Start DATA PROVIDED
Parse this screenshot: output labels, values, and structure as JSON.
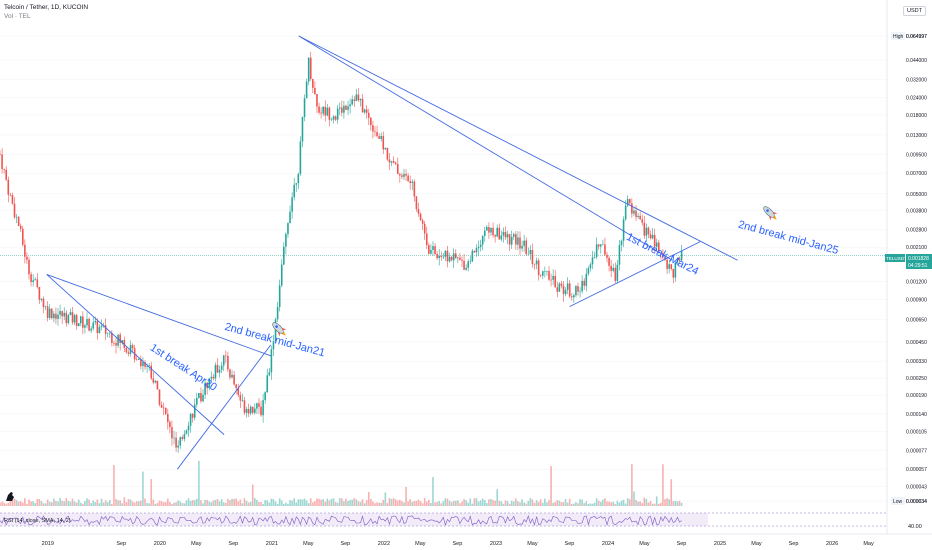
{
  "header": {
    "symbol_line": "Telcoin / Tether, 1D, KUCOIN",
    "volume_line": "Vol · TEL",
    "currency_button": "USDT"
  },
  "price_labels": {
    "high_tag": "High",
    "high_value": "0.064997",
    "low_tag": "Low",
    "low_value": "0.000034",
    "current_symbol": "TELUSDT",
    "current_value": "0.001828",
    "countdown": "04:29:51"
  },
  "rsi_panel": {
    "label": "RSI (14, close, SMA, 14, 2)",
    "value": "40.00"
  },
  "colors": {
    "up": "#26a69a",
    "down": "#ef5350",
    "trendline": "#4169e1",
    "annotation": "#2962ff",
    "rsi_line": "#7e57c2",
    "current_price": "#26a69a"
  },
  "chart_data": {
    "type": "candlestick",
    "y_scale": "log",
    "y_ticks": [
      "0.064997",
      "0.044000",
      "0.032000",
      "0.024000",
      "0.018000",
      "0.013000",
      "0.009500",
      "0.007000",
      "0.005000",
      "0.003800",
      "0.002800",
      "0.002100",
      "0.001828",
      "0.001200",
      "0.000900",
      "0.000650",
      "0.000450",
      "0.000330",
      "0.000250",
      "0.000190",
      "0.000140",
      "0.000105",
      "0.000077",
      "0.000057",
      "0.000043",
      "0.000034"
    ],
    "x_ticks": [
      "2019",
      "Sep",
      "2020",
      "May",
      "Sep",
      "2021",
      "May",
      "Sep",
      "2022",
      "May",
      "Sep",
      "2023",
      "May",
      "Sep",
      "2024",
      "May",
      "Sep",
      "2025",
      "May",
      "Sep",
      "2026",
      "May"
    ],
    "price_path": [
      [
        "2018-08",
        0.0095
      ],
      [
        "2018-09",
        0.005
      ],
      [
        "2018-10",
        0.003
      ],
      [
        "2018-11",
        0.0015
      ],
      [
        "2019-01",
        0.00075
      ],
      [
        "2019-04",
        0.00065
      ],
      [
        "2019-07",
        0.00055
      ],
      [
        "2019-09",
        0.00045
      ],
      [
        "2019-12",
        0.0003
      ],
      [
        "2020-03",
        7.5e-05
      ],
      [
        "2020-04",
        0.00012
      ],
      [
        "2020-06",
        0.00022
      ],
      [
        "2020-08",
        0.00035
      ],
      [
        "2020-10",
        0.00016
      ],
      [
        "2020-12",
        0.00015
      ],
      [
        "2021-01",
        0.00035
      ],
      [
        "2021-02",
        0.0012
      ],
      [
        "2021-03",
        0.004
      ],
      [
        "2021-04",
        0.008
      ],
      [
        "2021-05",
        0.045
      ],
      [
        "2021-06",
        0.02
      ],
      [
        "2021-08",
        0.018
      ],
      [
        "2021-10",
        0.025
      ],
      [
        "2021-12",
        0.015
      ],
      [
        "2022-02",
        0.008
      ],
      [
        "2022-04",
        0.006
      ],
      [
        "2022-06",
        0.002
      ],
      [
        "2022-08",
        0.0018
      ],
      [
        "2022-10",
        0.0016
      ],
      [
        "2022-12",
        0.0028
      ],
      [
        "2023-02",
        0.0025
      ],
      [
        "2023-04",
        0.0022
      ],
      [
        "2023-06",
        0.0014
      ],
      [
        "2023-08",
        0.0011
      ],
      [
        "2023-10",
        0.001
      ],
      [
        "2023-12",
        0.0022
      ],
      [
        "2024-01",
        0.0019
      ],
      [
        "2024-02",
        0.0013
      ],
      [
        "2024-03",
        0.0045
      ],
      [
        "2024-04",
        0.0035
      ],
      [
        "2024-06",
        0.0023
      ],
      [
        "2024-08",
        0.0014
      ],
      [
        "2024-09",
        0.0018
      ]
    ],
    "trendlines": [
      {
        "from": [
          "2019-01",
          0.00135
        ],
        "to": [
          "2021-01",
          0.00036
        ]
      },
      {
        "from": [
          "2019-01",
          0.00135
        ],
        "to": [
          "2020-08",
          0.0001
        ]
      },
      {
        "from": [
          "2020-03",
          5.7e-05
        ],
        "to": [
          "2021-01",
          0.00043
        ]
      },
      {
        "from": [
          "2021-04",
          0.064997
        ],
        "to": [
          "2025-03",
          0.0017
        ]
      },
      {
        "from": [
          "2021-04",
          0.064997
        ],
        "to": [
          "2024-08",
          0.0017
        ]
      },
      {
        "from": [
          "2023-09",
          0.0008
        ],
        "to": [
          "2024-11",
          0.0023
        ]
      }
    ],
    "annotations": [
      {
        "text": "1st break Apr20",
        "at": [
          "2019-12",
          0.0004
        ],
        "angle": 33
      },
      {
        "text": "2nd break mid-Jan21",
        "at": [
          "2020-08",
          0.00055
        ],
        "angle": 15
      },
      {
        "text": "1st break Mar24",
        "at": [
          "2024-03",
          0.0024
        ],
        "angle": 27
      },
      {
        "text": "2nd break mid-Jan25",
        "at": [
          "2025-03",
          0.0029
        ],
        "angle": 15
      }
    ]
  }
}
End DATA PROVIDED
» **YOUR INSTRUCTIONS**
Extract the full listing above verbatim; pictures are to be left out of the copy.

» **REPLY TO THE EXERCISE**
Parse this screenshot: output labels, values, and structure as JSON.
{
  "header": {
    "symbol_line": "Telcoin / Tether, 1D, KUCOIN",
    "volume_line": "Vol · TEL",
    "currency_button": "USDT"
  },
  "price_labels": {
    "high_tag": "High",
    "high_value": "0.064997",
    "low_tag": "Low",
    "low_value": "0.000034",
    "current_symbol": "TELUSDT",
    "current_value": "0.001828",
    "countdown": "04:29:51"
  },
  "rsi_panel": {
    "label": "RSI (14, close, SMA, 14, 2)",
    "value": "40.00"
  },
  "colors": {
    "up": "#26a69a",
    "down": "#ef5350",
    "trendline": "#4169e1",
    "annotation": "#2962ff",
    "rsi_line": "#7e57c2",
    "current_price": "#26a69a"
  },
  "chart_data": {
    "type": "candlestick",
    "y_scale": "log",
    "y_ticks": [
      "0.064997",
      "0.044000",
      "0.032000",
      "0.024000",
      "0.018000",
      "0.013000",
      "0.009500",
      "0.007000",
      "0.005000",
      "0.003800",
      "0.002800",
      "0.002100",
      "0.001828",
      "0.001200",
      "0.000900",
      "0.000650",
      "0.000450",
      "0.000330",
      "0.000250",
      "0.000190",
      "0.000140",
      "0.000105",
      "0.000077",
      "0.000057",
      "0.000043",
      "0.000034"
    ],
    "x_ticks": [
      "2019",
      "Sep",
      "2020",
      "May",
      "Sep",
      "2021",
      "May",
      "Sep",
      "2022",
      "May",
      "Sep",
      "2023",
      "May",
      "Sep",
      "2024",
      "May",
      "Sep",
      "2025",
      "May",
      "Sep",
      "2026",
      "May"
    ],
    "price_path": [
      [
        "2018-08",
        0.0095
      ],
      [
        "2018-09",
        0.005
      ],
      [
        "2018-10",
        0.003
      ],
      [
        "2018-11",
        0.0015
      ],
      [
        "2019-01",
        0.00075
      ],
      [
        "2019-04",
        0.00065
      ],
      [
        "2019-07",
        0.00055
      ],
      [
        "2019-09",
        0.00045
      ],
      [
        "2019-12",
        0.0003
      ],
      [
        "2020-03",
        7.5e-05
      ],
      [
        "2020-04",
        0.00012
      ],
      [
        "2020-06",
        0.00022
      ],
      [
        "2020-08",
        0.00035
      ],
      [
        "2020-10",
        0.00016
      ],
      [
        "2020-12",
        0.00015
      ],
      [
        "2021-01",
        0.00035
      ],
      [
        "2021-02",
        0.0012
      ],
      [
        "2021-03",
        0.004
      ],
      [
        "2021-04",
        0.008
      ],
      [
        "2021-05",
        0.045
      ],
      [
        "2021-06",
        0.02
      ],
      [
        "2021-08",
        0.018
      ],
      [
        "2021-10",
        0.025
      ],
      [
        "2021-12",
        0.015
      ],
      [
        "2022-02",
        0.008
      ],
      [
        "2022-04",
        0.006
      ],
      [
        "2022-06",
        0.002
      ],
      [
        "2022-08",
        0.0018
      ],
      [
        "2022-10",
        0.0016
      ],
      [
        "2022-12",
        0.0028
      ],
      [
        "2023-02",
        0.0025
      ],
      [
        "2023-04",
        0.0022
      ],
      [
        "2023-06",
        0.0014
      ],
      [
        "2023-08",
        0.0011
      ],
      [
        "2023-10",
        0.001
      ],
      [
        "2023-12",
        0.0022
      ],
      [
        "2024-01",
        0.0019
      ],
      [
        "2024-02",
        0.0013
      ],
      [
        "2024-03",
        0.0045
      ],
      [
        "2024-04",
        0.0035
      ],
      [
        "2024-06",
        0.0023
      ],
      [
        "2024-08",
        0.0014
      ],
      [
        "2024-09",
        0.0018
      ]
    ],
    "trendlines": [
      {
        "from": [
          "2019-01",
          0.00135
        ],
        "to": [
          "2021-01",
          0.00036
        ]
      },
      {
        "from": [
          "2019-01",
          0.00135
        ],
        "to": [
          "2020-08",
          0.0001
        ]
      },
      {
        "from": [
          "2020-03",
          5.7e-05
        ],
        "to": [
          "2021-01",
          0.00043
        ]
      },
      {
        "from": [
          "2021-04",
          0.064997
        ],
        "to": [
          "2025-03",
          0.0017
        ]
      },
      {
        "from": [
          "2021-04",
          0.064997
        ],
        "to": [
          "2024-08",
          0.0017
        ]
      },
      {
        "from": [
          "2023-09",
          0.0008
        ],
        "to": [
          "2024-11",
          0.0023
        ]
      }
    ],
    "annotations": [
      {
        "text": "1st break Apr20",
        "at": [
          "2019-12",
          0.0004
        ],
        "angle": 33
      },
      {
        "text": "2nd break mid-Jan21",
        "at": [
          "2020-08",
          0.00055
        ],
        "angle": 15
      },
      {
        "text": "1st break Mar24",
        "at": [
          "2024-03",
          0.0024
        ],
        "angle": 27
      },
      {
        "text": "2nd break mid-Jan25",
        "at": [
          "2025-03",
          0.0029
        ],
        "angle": 15
      }
    ]
  }
}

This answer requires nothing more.